Records for the exercise =

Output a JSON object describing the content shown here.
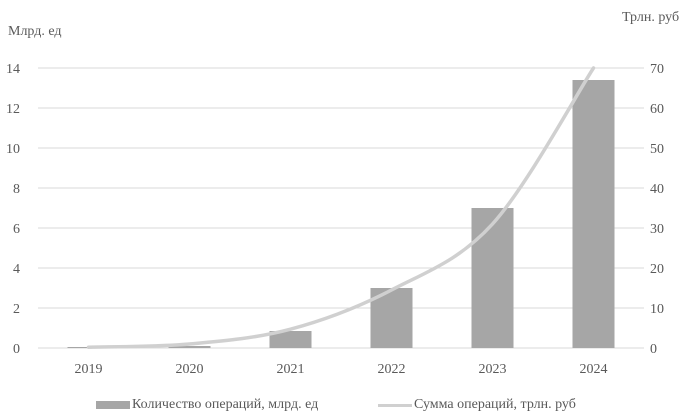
{
  "chart_data": {
    "type": "bar",
    "categories": [
      "2019",
      "2020",
      "2021",
      "2022",
      "2023",
      "2024"
    ],
    "y_left_label": "Млрд. ед",
    "y_right_label": "Трлн. руб",
    "ylim_left": [
      0,
      14
    ],
    "ylim_right": [
      0,
      70
    ],
    "yticks_left": [
      "0",
      "2",
      "4",
      "6",
      "8",
      "10",
      "12",
      "14"
    ],
    "yticks_right": [
      "0",
      "10",
      "20",
      "30",
      "40",
      "50",
      "60",
      "70"
    ],
    "grid": true,
    "legend_position": "bottom",
    "series": [
      {
        "name": "Количество операций, млрд. ед",
        "type": "bar",
        "axis": "left",
        "color": "#a6a6a6",
        "values": [
          0.05,
          0.1,
          0.85,
          3.0,
          7.0,
          13.4
        ]
      },
      {
        "name": "Сумма операций, трлн. руб",
        "type": "line",
        "axis": "right",
        "color": "#d0d0d0",
        "values": [
          0.2,
          1.0,
          4.7,
          14.5,
          31.0,
          70.0
        ]
      }
    ]
  }
}
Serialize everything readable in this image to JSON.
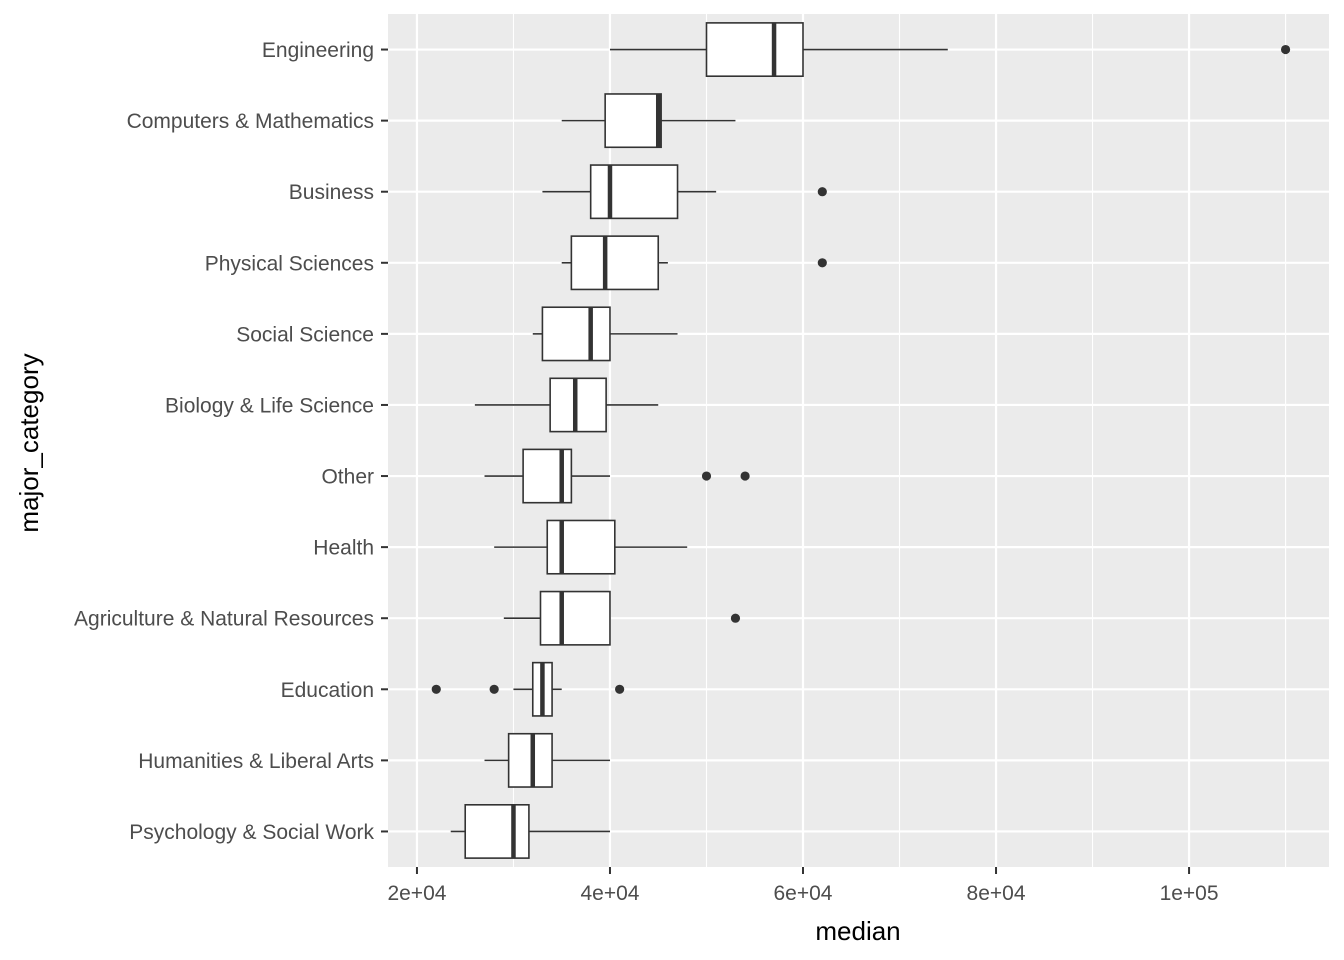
{
  "chart_data": {
    "type": "boxplot",
    "orientation": "horizontal",
    "xlabel": "median",
    "ylabel": "major_category",
    "xlim": [
      17000,
      114500
    ],
    "x_ticks": [
      20000,
      40000,
      60000,
      80000,
      100000
    ],
    "x_tick_labels": [
      "2e+04",
      "4e+04",
      "6e+04",
      "8e+04",
      "1e+05"
    ],
    "x_minor_ticks": [
      30000,
      50000,
      70000,
      90000,
      110000
    ],
    "grid": true,
    "legend": "none",
    "colors": {
      "panel_background": "#ebebeb",
      "grid": "#ffffff",
      "box_fill": "#ffffff",
      "box_line": "#333333",
      "tick_text": "#4d4d4d",
      "axis_title": "#000000"
    },
    "categories": [
      "Engineering",
      "Computers & Mathematics",
      "Business",
      "Physical Sciences",
      "Social Science",
      "Biology & Life Science",
      "Other",
      "Health",
      "Agriculture & Natural Resources",
      "Education",
      "Humanities & Liberal Arts",
      "Psychology & Social Work"
    ],
    "boxes": [
      {
        "category": "Engineering",
        "whisker_low": 40000,
        "q1": 50000,
        "median": 57000,
        "q3": 60000,
        "whisker_high": 75000,
        "outliers": [
          110000
        ]
      },
      {
        "category": "Computers & Mathematics",
        "whisker_low": 35000,
        "q1": 39500,
        "median": 45000,
        "q3": 45300,
        "whisker_high": 53000,
        "outliers": []
      },
      {
        "category": "Business",
        "whisker_low": 33000,
        "q1": 38000,
        "median": 40000,
        "q3": 47000,
        "whisker_high": 51000,
        "outliers": [
          62000
        ]
      },
      {
        "category": "Physical Sciences",
        "whisker_low": 35000,
        "q1": 36000,
        "median": 39500,
        "q3": 45000,
        "whisker_high": 46000,
        "outliers": [
          62000
        ]
      },
      {
        "category": "Social Science",
        "whisker_low": 32000,
        "q1": 33000,
        "median": 38000,
        "q3": 40000,
        "whisker_high": 47000,
        "outliers": []
      },
      {
        "category": "Biology & Life Science",
        "whisker_low": 26000,
        "q1": 33800,
        "median": 36400,
        "q3": 39600,
        "whisker_high": 45000,
        "outliers": []
      },
      {
        "category": "Other",
        "whisker_low": 27000,
        "q1": 31000,
        "median": 35000,
        "q3": 36000,
        "whisker_high": 40000,
        "outliers": [
          50000,
          54000
        ]
      },
      {
        "category": "Health",
        "whisker_low": 28000,
        "q1": 33500,
        "median": 35000,
        "q3": 40500,
        "whisker_high": 48000,
        "outliers": []
      },
      {
        "category": "Agriculture & Natural Resources",
        "whisker_low": 29000,
        "q1": 32800,
        "median": 35000,
        "q3": 40000,
        "whisker_high": 40000,
        "outliers": [
          53000
        ]
      },
      {
        "category": "Education",
        "whisker_low": 30000,
        "q1": 32000,
        "median": 33000,
        "q3": 34000,
        "whisker_high": 35000,
        "outliers": [
          22000,
          28000,
          41000
        ]
      },
      {
        "category": "Humanities & Liberal Arts",
        "whisker_low": 27000,
        "q1": 29500,
        "median": 32000,
        "q3": 34000,
        "whisker_high": 40000,
        "outliers": []
      },
      {
        "category": "Psychology & Social Work",
        "whisker_low": 23500,
        "q1": 25000,
        "median": 30000,
        "q3": 31600,
        "whisker_high": 40000,
        "outliers": []
      }
    ]
  }
}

Stated problem = Answer with one number: how many lines in the listing hold "Psychology".

Completed exercise = 2